§ SOURCE DOCUMENT
Ecotourism advocates acknowledge that it’s not a silver bullet for the myriad problems driving deforestation and biodiversity loss in places like Mato Grosso. But they say it offers an opportunity to protect some areas and help change mindsets about forests as wasted development land, by promoting the understanding and value of the potential of biodiversity.
“We have to find economic-based solutions. We need to find ways that people can profit from land, without having to cut the forest,” Araújo said. Primate ecotourism is only part of the equation to solve the challenges in the Arc of Deforestation, he added; establishing protected areas, demarcating Indigenous lands, and enforcing environmental laws are some of the other urgent actions required, he said.
“I think [primate watching] could be a very attractive project or proposal that could be one idea in terms of minimizing the problem,” Felipe Ennes Silva, a primatologist at the Mamirauá Institute for Sustainable Development, told Mongabay in a video interview. “I think the real solution is much more complex, but primate watching could be something to aggregate in this set of solutions.”
Mittermeier said the main focus should be on protecting as much forest as possible in the face of pressures such as climate change: “Find the key pieces of forest that remain to protect these primates and do everything possible to maintain them and, eventually, through reforestation, connect the pieces back up again,” he said.
Hacking the agricultural infrastructure
Canale, from the Brazilian Society of Primatology, said he’s keen to see primate watching kick off as soon as possible in Mato Grosso. He pointed to the city of Sinop as a potential “hotspot” for this ecotourism activity in the near future. Populations of Vieira’s titi live nearby, as does the endemic Groves’ titi, alongside a host of other species. These populations don’t face pressures such as hunting, which is the case for other Amazonian primate species.
Along with his colleagues, Canale is in the process of developing maps, guidebooks and stories based on the region’s primates to drive awareness of these species and promote the ecotourism agenda.

§ INFORMATION SUPPLIED
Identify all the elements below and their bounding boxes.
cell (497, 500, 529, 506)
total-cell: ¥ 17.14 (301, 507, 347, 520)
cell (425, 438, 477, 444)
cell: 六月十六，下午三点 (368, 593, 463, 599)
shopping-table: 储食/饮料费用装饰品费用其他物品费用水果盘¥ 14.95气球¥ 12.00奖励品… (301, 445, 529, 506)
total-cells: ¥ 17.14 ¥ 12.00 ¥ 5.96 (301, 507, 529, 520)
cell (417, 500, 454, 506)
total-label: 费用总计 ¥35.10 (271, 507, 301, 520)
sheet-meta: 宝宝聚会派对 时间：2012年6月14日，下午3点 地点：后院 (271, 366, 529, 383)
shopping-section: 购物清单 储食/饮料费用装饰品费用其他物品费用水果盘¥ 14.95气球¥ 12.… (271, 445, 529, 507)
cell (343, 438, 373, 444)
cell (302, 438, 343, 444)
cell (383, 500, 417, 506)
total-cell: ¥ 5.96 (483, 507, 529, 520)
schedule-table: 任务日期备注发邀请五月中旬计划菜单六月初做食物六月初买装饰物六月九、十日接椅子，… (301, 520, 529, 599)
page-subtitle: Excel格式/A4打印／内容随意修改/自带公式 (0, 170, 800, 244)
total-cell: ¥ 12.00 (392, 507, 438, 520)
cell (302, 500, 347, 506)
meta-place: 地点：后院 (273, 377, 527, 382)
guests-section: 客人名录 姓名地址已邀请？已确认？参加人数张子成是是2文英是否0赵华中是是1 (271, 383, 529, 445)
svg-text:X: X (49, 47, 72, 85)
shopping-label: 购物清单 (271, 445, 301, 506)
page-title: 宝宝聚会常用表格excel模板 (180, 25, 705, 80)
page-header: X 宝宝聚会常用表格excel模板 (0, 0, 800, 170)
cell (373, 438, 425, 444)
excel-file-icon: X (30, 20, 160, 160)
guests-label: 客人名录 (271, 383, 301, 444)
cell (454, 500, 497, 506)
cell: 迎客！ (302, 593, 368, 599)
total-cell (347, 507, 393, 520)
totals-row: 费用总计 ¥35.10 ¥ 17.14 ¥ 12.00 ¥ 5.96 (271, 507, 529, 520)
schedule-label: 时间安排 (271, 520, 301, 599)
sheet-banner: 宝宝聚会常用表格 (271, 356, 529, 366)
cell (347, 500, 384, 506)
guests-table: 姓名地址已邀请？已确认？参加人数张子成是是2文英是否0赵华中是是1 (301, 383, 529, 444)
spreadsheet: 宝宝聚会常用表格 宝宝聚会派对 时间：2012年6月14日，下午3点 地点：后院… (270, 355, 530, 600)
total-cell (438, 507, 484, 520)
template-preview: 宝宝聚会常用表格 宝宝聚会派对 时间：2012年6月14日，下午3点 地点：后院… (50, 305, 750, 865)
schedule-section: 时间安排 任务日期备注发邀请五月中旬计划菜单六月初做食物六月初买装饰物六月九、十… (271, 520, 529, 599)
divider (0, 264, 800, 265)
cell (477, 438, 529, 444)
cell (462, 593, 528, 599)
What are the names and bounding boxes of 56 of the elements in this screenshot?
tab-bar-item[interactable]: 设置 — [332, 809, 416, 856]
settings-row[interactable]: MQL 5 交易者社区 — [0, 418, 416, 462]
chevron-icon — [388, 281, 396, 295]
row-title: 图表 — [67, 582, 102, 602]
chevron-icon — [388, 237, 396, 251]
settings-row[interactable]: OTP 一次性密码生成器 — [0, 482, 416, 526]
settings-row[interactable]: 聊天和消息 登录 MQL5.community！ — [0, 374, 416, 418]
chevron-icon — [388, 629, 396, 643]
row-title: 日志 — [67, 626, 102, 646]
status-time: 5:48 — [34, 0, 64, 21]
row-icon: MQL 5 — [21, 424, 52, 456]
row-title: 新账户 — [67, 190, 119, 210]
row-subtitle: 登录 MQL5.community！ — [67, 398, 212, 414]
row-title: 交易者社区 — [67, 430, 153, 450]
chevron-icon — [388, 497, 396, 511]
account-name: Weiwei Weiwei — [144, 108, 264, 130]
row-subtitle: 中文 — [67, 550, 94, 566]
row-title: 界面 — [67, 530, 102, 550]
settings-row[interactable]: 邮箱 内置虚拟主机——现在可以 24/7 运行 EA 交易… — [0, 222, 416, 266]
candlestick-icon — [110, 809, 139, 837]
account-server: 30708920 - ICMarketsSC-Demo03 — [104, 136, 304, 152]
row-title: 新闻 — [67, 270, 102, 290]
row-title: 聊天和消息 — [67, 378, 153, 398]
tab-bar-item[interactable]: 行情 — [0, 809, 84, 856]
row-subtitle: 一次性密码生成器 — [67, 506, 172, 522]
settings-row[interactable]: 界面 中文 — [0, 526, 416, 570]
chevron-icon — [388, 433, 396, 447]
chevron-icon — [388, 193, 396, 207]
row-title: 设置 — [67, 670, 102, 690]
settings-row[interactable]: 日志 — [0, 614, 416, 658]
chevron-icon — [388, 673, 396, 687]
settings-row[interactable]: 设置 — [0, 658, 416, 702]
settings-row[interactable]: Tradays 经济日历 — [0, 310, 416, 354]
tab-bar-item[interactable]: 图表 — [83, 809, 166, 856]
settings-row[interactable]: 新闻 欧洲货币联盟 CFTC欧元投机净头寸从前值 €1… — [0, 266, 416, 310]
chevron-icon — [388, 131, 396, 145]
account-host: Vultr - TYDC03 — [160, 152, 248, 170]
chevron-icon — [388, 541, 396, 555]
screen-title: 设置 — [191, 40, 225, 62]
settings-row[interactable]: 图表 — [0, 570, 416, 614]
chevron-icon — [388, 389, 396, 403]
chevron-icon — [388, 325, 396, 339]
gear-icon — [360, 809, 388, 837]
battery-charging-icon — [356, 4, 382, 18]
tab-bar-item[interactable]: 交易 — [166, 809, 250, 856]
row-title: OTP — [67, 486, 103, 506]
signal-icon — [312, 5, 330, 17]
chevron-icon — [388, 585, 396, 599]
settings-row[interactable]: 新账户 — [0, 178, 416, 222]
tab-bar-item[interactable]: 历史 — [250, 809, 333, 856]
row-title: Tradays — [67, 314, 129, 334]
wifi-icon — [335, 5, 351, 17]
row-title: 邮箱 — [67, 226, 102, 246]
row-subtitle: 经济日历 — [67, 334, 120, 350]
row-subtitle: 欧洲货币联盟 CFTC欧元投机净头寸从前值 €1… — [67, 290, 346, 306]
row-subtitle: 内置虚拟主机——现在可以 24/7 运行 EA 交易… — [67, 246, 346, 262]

§ YOUR TASKS
1. Answer these from the text on primate ecotourism:
(a) At which institute does Felipe Ennes Silva work?
(b) Which city did Canale name as a potential "hotspot" for primate watching?
(c) Besides primate ecotourism, which three actions did Araújo list as urgently required?
2. Transcribe the part of the primate ecotourism text that opens with the words containing "Mittermeier said the" and closes with "Amazonian primate species.".

§ THE RESULTS
1.
(a) The Mamirauá Institute for Sustainable Development.
(b) Sinop.
(c) Establishing protected areas, demarcating Indigenous lands, and enforcing environmental laws.

2.
Mittermeier said the main focus should be on protecting as much forest as possible in the face of pressures such as climate change: “Find the key pieces of forest that remain to protect these primates and do everything possible to maintain them and, eventually, through reforestation, connect the pieces back up again,” he said.
Hacking the agricultural infrastructure
Canale, from the Brazilian Society of Primatology, said he’s keen to see primate watching kick off as soon as possible in Mato Grosso. He pointed to the city of Sinop as a potential “hotspot” for this ecotourism activity in the near future. Populations of Vieira’s titi live nearby, as does the endemic Groves’ titi, alongside a host of other species. These populations don’t face pressures such as hunting, which is the case for other Amazonian primate species.